- GIVEN INSTRUCTION -
Return the records that follow, matching each one exactly.
* Start DATA LISTING *
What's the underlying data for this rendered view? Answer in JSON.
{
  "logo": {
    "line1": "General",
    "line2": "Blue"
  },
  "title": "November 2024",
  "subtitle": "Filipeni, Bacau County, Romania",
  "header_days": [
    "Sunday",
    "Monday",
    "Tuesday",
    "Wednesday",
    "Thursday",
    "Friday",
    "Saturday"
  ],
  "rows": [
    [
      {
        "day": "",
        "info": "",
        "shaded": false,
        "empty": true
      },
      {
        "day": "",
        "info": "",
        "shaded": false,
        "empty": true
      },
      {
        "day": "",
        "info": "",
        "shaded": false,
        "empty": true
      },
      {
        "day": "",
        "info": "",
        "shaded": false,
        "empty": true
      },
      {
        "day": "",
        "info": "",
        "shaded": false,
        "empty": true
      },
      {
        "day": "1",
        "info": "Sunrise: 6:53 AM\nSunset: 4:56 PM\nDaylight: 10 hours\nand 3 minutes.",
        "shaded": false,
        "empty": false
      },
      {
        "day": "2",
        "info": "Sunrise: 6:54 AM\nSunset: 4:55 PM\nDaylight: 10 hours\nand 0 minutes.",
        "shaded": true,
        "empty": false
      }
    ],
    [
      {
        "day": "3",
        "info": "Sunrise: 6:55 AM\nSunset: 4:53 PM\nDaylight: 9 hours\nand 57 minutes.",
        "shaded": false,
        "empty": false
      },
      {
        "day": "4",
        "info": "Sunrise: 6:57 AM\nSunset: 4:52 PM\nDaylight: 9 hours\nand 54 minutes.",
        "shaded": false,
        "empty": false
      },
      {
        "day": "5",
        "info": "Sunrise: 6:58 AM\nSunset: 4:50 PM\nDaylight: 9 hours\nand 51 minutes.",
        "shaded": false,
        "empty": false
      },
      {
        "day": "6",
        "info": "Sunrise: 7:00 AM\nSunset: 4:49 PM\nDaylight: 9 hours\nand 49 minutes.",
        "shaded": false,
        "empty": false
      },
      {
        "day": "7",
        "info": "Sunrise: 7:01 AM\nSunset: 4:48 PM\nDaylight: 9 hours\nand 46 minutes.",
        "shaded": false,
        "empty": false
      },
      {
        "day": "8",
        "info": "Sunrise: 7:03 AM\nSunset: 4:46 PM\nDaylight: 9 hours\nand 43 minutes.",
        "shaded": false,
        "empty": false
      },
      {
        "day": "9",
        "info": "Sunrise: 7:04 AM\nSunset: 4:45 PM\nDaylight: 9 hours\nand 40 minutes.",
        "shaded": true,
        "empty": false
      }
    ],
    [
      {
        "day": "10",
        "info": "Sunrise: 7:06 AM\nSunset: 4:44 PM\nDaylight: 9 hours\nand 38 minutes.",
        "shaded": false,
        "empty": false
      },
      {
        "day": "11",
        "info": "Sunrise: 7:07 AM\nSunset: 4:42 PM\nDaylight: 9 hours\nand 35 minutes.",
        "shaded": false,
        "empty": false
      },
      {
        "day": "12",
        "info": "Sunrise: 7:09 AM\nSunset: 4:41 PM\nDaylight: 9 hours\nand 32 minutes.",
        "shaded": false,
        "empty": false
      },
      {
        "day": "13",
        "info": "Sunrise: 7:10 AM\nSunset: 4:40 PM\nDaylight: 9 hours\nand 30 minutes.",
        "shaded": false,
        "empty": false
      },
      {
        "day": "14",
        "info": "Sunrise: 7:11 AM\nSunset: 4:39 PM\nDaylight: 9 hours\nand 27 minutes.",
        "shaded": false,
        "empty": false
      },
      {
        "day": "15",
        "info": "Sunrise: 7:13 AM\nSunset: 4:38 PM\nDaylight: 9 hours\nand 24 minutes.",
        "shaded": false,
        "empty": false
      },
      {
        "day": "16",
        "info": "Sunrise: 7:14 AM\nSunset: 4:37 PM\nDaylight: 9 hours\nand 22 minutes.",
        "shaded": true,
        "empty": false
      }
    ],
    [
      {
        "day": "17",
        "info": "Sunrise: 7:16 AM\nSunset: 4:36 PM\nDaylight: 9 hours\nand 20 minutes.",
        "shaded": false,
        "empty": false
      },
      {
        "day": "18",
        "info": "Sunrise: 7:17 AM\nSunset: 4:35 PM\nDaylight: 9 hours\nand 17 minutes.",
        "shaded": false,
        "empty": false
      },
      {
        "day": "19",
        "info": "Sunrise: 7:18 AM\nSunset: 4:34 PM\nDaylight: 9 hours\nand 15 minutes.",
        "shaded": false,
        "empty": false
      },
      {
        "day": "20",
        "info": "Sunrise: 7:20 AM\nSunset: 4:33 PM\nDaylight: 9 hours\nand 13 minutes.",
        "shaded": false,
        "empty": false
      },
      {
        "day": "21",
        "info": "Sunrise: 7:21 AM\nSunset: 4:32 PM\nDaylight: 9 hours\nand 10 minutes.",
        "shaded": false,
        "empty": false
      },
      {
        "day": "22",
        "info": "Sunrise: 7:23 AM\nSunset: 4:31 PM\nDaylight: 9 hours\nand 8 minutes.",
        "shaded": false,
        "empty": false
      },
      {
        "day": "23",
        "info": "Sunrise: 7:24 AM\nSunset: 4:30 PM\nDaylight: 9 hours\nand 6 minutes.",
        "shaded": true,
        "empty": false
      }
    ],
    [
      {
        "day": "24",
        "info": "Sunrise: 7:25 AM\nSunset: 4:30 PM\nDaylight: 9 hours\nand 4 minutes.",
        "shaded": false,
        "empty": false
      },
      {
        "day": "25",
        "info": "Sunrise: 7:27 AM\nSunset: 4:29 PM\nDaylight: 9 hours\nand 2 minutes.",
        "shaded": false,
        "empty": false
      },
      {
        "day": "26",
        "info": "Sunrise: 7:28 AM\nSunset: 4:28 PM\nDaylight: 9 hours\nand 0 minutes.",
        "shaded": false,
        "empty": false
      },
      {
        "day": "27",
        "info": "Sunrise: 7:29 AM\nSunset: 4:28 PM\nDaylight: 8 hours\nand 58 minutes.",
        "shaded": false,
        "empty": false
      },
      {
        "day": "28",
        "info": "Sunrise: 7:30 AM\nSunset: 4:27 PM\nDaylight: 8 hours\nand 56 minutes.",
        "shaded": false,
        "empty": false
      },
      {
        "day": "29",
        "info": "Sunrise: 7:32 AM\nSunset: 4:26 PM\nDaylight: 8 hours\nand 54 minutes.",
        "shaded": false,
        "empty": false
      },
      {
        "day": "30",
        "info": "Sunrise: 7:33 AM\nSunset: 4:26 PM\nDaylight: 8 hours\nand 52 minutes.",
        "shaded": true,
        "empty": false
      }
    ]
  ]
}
* End DATA LISTING *
- THE RESPONSE -
What's the underlying data for this rendered view? Answer in JSON.
{
  "logo": {
    "line1": "General",
    "line2": "Blue"
  },
  "title": "November 2024",
  "subtitle": "Filipeni, Bacau County, Romania",
  "header_days": [
    "Sunday",
    "Monday",
    "Tuesday",
    "Wednesday",
    "Thursday",
    "Friday",
    "Saturday"
  ],
  "rows": [
    [
      {
        "day": "",
        "info": "",
        "shaded": false,
        "empty": true
      },
      {
        "day": "",
        "info": "",
        "shaded": false,
        "empty": true
      },
      {
        "day": "",
        "info": "",
        "shaded": false,
        "empty": true
      },
      {
        "day": "",
        "info": "",
        "shaded": false,
        "empty": true
      },
      {
        "day": "",
        "info": "",
        "shaded": false,
        "empty": true
      },
      {
        "day": "1",
        "info": "Sunrise: 6:53 AM\nSunset: 4:56 PM\nDaylight: 10 hours\nand 3 minutes.",
        "shaded": false,
        "empty": false
      },
      {
        "day": "2",
        "info": "Sunrise: 6:54 AM\nSunset: 4:55 PM\nDaylight: 10 hours\nand 0 minutes.",
        "shaded": true,
        "empty": false
      }
    ],
    [
      {
        "day": "3",
        "info": "Sunrise: 6:55 AM\nSunset: 4:53 PM\nDaylight: 9 hours\nand 57 minutes.",
        "shaded": false,
        "empty": false
      },
      {
        "day": "4",
        "info": "Sunrise: 6:57 AM\nSunset: 4:52 PM\nDaylight: 9 hours\nand 54 minutes.",
        "shaded": false,
        "empty": false
      },
      {
        "day": "5",
        "info": "Sunrise: 6:58 AM\nSunset: 4:50 PM\nDaylight: 9 hours\nand 51 minutes.",
        "shaded": false,
        "empty": false
      },
      {
        "day": "6",
        "info": "Sunrise: 7:00 AM\nSunset: 4:49 PM\nDaylight: 9 hours\nand 49 minutes.",
        "shaded": false,
        "empty": false
      },
      {
        "day": "7",
        "info": "Sunrise: 7:01 AM\nSunset: 4:48 PM\nDaylight: 9 hours\nand 46 minutes.",
        "shaded": false,
        "empty": false
      },
      {
        "day": "8",
        "info": "Sunrise: 7:03 AM\nSunset: 4:46 PM\nDaylight: 9 hours\nand 43 minutes.",
        "shaded": false,
        "empty": false
      },
      {
        "day": "9",
        "info": "Sunrise: 7:04 AM\nSunset: 4:45 PM\nDaylight: 9 hours\nand 40 minutes.",
        "shaded": true,
        "empty": false
      }
    ],
    [
      {
        "day": "10",
        "info": "Sunrise: 7:06 AM\nSunset: 4:44 PM\nDaylight: 9 hours\nand 38 minutes.",
        "shaded": false,
        "empty": false
      },
      {
        "day": "11",
        "info": "Sunrise: 7:07 AM\nSunset: 4:42 PM\nDaylight: 9 hours\nand 35 minutes.",
        "shaded": false,
        "empty": false
      },
      {
        "day": "12",
        "info": "Sunrise: 7:09 AM\nSunset: 4:41 PM\nDaylight: 9 hours\nand 32 minutes.",
        "shaded": false,
        "empty": false
      },
      {
        "day": "13",
        "info": "Sunrise: 7:10 AM\nSunset: 4:40 PM\nDaylight: 9 hours\nand 30 minutes.",
        "shaded": false,
        "empty": false
      },
      {
        "day": "14",
        "info": "Sunrise: 7:11 AM\nSunset: 4:39 PM\nDaylight: 9 hours\nand 27 minutes.",
        "shaded": false,
        "empty": false
      },
      {
        "day": "15",
        "info": "Sunrise: 7:13 AM\nSunset: 4:38 PM\nDaylight: 9 hours\nand 24 minutes.",
        "shaded": false,
        "empty": false
      },
      {
        "day": "16",
        "info": "Sunrise: 7:14 AM\nSunset: 4:37 PM\nDaylight: 9 hours\nand 22 minutes.",
        "shaded": true,
        "empty": false
      }
    ],
    [
      {
        "day": "17",
        "info": "Sunrise: 7:16 AM\nSunset: 4:36 PM\nDaylight: 9 hours\nand 20 minutes.",
        "shaded": false,
        "empty": false
      },
      {
        "day": "18",
        "info": "Sunrise: 7:17 AM\nSunset: 4:35 PM\nDaylight: 9 hours\nand 17 minutes.",
        "shaded": false,
        "empty": false
      },
      {
        "day": "19",
        "info": "Sunrise: 7:18 AM\nSunset: 4:34 PM\nDaylight: 9 hours\nand 15 minutes.",
        "shaded": false,
        "empty": false
      },
      {
        "day": "20",
        "info": "Sunrise: 7:20 AM\nSunset: 4:33 PM\nDaylight: 9 hours\nand 13 minutes.",
        "shaded": false,
        "empty": false
      },
      {
        "day": "21",
        "info": "Sunrise: 7:21 AM\nSunset: 4:32 PM\nDaylight: 9 hours\nand 10 minutes.",
        "shaded": false,
        "empty": false
      },
      {
        "day": "22",
        "info": "Sunrise: 7:23 AM\nSunset: 4:31 PM\nDaylight: 9 hours\nand 8 minutes.",
        "shaded": false,
        "empty": false
      },
      {
        "day": "23",
        "info": "Sunrise: 7:24 AM\nSunset: 4:30 PM\nDaylight: 9 hours\nand 6 minutes.",
        "shaded": true,
        "empty": false
      }
    ],
    [
      {
        "day": "24",
        "info": "Sunrise: 7:25 AM\nSunset: 4:30 PM\nDaylight: 9 hours\nand 4 minutes.",
        "shaded": false,
        "empty": false
      },
      {
        "day": "25",
        "info": "Sunrise: 7:27 AM\nSunset: 4:29 PM\nDaylight: 9 hours\nand 2 minutes.",
        "shaded": false,
        "empty": false
      },
      {
        "day": "26",
        "info": "Sunrise: 7:28 AM\nSunset: 4:28 PM\nDaylight: 9 hours\nand 0 minutes.",
        "shaded": false,
        "empty": false
      },
      {
        "day": "27",
        "info": "Sunrise: 7:29 AM\nSunset: 4:28 PM\nDaylight: 8 hours\nand 58 minutes.",
        "shaded": false,
        "empty": false
      },
      {
        "day": "28",
        "info": "Sunrise: 7:30 AM\nSunset: 4:27 PM\nDaylight: 8 hours\nand 56 minutes.",
        "shaded": false,
        "empty": false
      },
      {
        "day": "29",
        "info": "Sunrise: 7:32 AM\nSunset: 4:26 PM\nDaylight: 8 hours\nand 54 minutes.",
        "shaded": false,
        "empty": false
      },
      {
        "day": "30",
        "info": "Sunrise: 7:33 AM\nSunset: 4:26 PM\nDaylight: 8 hours\nand 52 minutes.",
        "shaded": true,
        "empty": false
      }
    ]
  ]
}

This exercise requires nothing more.